* _SEGMENTO DI TESTO_
*-*-*

Cosa ne pensavi del suo stile?
Mi piaceva parecchio. Era davvero quel che si definisce un armonicista moderno. Sentivi che lui aveva ascoltato il modo di suonare dei fiati. Anche oggi se ascolti la sua musica te ne accorgi. La sua armonica è diversa. Quando ha iniziato, se ascolti le prime cose che faceva in studio con Muddy Waters e gli altri, suonava più o meno come faccio io. Penso che siamo stati tutti influenzati da John Lee Williamson.

Come amplificavi l’armonica? Ho visto foto di gente che suonava con grossi microfoni.
Oh sì, all’epoca cominciavano a venderli. Molti oggi, specialmente tra i bianchi, comprano quei microfoni per suonare. Era così che si faceva. Sonny Boy II° suonava così, ho suonato anche con lui più tardi. Gli piaceva Detroit e ci veniva spesso.

Ascoltiamo alcune delle tue prime registrazioni (Cominciamo da Making A Fool Out Of Me del 1951, con Burns voce e armonica e John Lee Hooker alla chitarra).
Ecco come era la mia scrittura allora. Non sapevo che questa roba sarebbe finita su un disco, anche se quello era il mio obiettivo. E’ stato inciso con un vecchio apparecchio, per dire quanto è vecchio. Mia moglie ride per quella musica e il mio suono di allora, non avevo modo di studiare la dizione e l’accento, questo genere di cose. Arrivai lì e cantai. Sono figlio di un mezzadro del Mississippi e non sapevo nulla di dizione. Proprio per questo puoi riconoscere molta gente del Sud, dall’accento. Alcuni lo hanno perso, ma non del tutto.

Come ottenevi quel riverbero sulla voce?
Ora, probabilmente ci lavorano su quell’effetto. Quella roba la registrai per Joe Van Battle, la Gotham acquistò quel materiale da Joe, lui praticamente la vendeva sotto il mio naso ed io non ne sapevo nulla. Però uscì. Qualcosa venne pubblicato anche dalla Deluxe, che poi era della King Records. Non so che accordo avesse Joe, ma in ogni caso i soldi finivano solo nelle sue tasche. Sul suono, è così che suonavo in quel periodo.

*-*-*

Dati di annotazione dei riquadri

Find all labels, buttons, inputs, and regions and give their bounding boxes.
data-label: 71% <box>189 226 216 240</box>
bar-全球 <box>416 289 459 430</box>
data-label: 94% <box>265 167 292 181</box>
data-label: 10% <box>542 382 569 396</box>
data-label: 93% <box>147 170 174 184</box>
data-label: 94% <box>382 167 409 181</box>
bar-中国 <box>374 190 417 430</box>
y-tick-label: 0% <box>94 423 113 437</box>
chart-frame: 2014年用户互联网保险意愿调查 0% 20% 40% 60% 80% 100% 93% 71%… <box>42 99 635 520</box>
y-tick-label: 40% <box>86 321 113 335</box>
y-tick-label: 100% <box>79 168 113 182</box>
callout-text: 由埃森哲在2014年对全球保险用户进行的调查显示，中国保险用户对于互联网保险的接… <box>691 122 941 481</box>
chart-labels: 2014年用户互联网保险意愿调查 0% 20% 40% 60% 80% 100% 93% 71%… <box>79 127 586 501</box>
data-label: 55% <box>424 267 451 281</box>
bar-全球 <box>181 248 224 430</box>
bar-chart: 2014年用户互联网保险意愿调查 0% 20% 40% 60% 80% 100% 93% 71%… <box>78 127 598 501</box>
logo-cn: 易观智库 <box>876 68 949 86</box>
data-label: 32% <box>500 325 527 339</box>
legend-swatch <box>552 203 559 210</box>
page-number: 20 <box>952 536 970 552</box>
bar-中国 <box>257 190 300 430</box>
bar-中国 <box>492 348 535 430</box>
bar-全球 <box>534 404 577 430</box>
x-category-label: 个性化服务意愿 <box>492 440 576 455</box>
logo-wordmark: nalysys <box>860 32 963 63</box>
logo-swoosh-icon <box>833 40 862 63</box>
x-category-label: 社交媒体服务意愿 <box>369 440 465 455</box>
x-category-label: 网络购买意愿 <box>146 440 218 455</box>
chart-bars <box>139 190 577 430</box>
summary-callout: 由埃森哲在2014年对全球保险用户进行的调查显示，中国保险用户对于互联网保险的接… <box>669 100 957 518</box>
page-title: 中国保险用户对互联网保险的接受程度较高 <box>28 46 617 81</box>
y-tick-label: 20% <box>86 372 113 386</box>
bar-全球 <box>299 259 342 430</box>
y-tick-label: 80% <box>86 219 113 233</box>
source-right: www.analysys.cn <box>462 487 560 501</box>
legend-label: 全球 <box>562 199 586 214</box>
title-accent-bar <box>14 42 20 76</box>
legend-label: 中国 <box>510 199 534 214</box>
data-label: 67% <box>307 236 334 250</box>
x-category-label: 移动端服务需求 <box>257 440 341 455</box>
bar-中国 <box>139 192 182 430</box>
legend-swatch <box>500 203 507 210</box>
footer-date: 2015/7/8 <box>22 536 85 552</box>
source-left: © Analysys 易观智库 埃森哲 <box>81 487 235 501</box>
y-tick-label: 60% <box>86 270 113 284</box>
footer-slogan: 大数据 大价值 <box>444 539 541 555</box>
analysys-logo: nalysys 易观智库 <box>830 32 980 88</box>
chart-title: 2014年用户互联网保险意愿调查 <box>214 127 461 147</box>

*-*-*

* _ESERCIZIO PROPOSTO A_
Rispondi a queste domande sull'intervista, una per riga:
(i) Da chi dice di essere stato influenzato chi parla, insieme a tutti gli altri armonicisti?
(ii) Quale città piaceva a Sonny Boy II°?
(iii) Per chi fu registrato il materiale che poi la Gotham acquistò?
* _ESERCIZIO PROPOSTO B_
Per favore, ricopia dall'intervista tutto il passo che va da "Ora, probabilmente ci" giù fino a "in quel periodo.".
* _ESERCIZIO PROPOSTO C_
Secondo l'intervista, perché molta gente del Sud si riconosce dall'accento? Spiegalo in una, due o tre frasi.
Il materiale non ha alcun ruolo in questo lavoro.

* _RISULTATO ESERCIZIO A_
(i) Da John Lee Williamson.
(ii) Detroit.
(iii) Per Joe Van Battle.

* _RISULTATO ESERCIZIO B_
Ora, probabilmente ci lavorano su quell’effetto. Quella roba la registrai per Joe Van Battle, la Gotham acquistò quel materiale da Joe, lui praticamente la vendeva sotto il mio naso ed io non ne sapevo nulla. Però uscì. Qualcosa venne pubblicato anche dalla Deluxe, che poi era della King Records. Non so che accordo avesse Joe, ma in ogni caso i soldi finivano solo nelle sue tasche. Sul suono, è così che suonavo in quel periodo.

* _RISULTATO ESERCIZIO C_
Perché, come chi parla, figlio di un mezzadro del Mississippi, queste persone non avevano modo di studiare la dizione e l'accento e non ne sapevano nulla.